What is asked
Read the data and repeat it in full, exactly.

Working data
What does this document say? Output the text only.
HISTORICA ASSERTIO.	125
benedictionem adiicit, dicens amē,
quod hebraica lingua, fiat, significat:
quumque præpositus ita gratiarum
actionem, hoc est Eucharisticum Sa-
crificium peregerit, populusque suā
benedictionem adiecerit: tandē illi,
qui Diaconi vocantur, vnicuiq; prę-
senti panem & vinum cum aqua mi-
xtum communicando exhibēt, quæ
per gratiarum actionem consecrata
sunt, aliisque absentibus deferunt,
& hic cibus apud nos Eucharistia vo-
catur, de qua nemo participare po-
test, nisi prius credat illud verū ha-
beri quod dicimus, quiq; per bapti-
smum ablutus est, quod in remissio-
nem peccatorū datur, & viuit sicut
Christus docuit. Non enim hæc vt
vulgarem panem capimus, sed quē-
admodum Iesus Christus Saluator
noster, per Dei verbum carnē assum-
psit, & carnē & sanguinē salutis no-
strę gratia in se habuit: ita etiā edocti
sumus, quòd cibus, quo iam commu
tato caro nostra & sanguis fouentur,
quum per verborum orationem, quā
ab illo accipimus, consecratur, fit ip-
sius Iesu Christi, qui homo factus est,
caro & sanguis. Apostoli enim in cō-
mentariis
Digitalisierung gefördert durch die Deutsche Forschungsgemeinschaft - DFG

Full response
What does this document say? Output the text only.
HISTORICA ASSERTIO.	125
benedictionem adiicit, dicens amē,
quod hebraica lingua, fiat, significat:
quumque præpositus ita gratiarum
actionem, hoc est Eucharisticum Sa-
crificium peregerit, populusque suā
benedictionem adiecerit: tandē illi,
qui Diaconi vocantur, vnicuiq; prę-
senti panem & vinum cum aqua mi-
xtum communicando exhibēt, quæ
per gratiarum actionem consecrata
sunt, aliisque absentibus deferunt,
& hic cibus apud nos Eucharistia vo-
catur, de qua nemo participare po-
test, nisi prius credat illud verū ha-
beri quod dicimus, quiq; per bapti-
smum ablutus est, quod in remissio-
nem peccatorū datur, & viuit sicut
Christus docuit. Non enim hæc vt
vulgarem panem capimus, sed quē-
admodum Iesus Christus Saluator
noster, per Dei verbum carnē assum-
psit, & carnē & sanguinē salutis no-
strę gratia in se habuit: ita etiā edocti
sumus, quòd cibus, quo iam commu
tato caro nostra & sanguis fouentur,
quum per verborum orationem, quā
ab illo accipimus, consecratur, fit ip-
sius Iesu Christi, qui homo factus est,
caro & sanguis. Apostoli enim in cō-
mentariis
Digitalisierung gefördert durch die Deutsche Forschungsgemeinschaft - DFG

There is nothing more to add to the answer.